_WHAT IS BEING ASKED_
Print the records below exactly as they appear.

=== DATA ENTRIES ===

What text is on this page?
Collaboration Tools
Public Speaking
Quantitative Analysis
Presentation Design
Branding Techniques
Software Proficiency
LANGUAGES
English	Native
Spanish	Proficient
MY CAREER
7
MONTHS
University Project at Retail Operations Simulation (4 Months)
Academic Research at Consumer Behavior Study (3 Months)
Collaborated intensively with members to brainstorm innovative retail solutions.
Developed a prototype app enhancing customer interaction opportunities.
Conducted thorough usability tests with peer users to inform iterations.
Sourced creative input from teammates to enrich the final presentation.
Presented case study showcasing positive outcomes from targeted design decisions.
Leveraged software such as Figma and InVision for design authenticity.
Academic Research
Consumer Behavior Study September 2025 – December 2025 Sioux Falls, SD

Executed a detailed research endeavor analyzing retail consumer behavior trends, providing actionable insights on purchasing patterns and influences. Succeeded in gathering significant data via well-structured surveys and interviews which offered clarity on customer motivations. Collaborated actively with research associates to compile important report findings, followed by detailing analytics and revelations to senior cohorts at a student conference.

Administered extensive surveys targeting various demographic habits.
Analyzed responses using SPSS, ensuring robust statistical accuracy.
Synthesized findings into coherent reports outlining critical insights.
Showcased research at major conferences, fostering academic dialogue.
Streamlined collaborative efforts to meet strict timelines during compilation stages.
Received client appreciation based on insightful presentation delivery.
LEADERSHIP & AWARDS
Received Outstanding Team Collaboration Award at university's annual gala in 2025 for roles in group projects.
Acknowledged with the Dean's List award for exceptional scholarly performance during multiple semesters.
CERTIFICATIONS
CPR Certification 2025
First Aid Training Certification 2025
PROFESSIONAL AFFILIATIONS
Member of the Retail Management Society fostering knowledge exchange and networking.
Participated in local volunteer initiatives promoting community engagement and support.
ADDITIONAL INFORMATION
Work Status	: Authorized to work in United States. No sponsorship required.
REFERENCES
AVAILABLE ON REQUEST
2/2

===

_OUTPUT FOR THIS EXERCISE_
What text is on this page?
Collaboration Tools
Public Speaking
Quantitative Analysis
Presentation Design
Branding Techniques
Software Proficiency
LANGUAGES
English	Native
Spanish	Proficient
MY CAREER
7
MONTHS
University Project at Retail Operations Simulation (4 Months)
Academic Research at Consumer Behavior Study (3 Months)
Collaborated intensively with members to brainstorm innovative retail solutions.
Developed a prototype app enhancing customer interaction opportunities.
Conducted thorough usability tests with peer users to inform iterations.
Sourced creative input from teammates to enrich the final presentation.
Presented case study showcasing positive outcomes from targeted design decisions.
Leveraged software such as Figma and InVision for design authenticity.
Academic Research
Consumer Behavior Study September 2025 – December 2025 Sioux Falls, SD

Executed a detailed research endeavor analyzing retail consumer behavior trends, providing actionable insights on purchasing patterns and influences. Succeeded in gathering significant data via well-structured surveys and interviews which offered clarity on customer motivations. Collaborated actively with research associates to compile important report findings, followed by detailing analytics and revelations to senior cohorts at a student conference.

Administered extensive surveys targeting various demographic habits.
Analyzed responses using SPSS, ensuring robust statistical accuracy.
Synthesized findings into coherent reports outlining critical insights.
Showcased research at major conferences, fostering academic dialogue.
Streamlined collaborative efforts to meet strict timelines during compilation stages.
Received client appreciation based on insightful presentation delivery.
LEADERSHIP & AWARDS
Received Outstanding Team Collaboration Award at university's annual gala in 2025 for roles in group projects.
Acknowledged with the Dean's List award for exceptional scholarly performance during multiple semesters.
CERTIFICATIONS
CPR Certification 2025
First Aid Training Certification 2025
PROFESSIONAL AFFILIATIONS
Member of the Retail Management Society fostering knowledge exchange and networking.
Participated in local volunteer initiatives promoting community engagement and support.
ADDITIONAL INFORMATION
Work Status	: Authorized to work in United States. No sponsorship required.
REFERENCES
AVAILABLE ON REQUEST
2/2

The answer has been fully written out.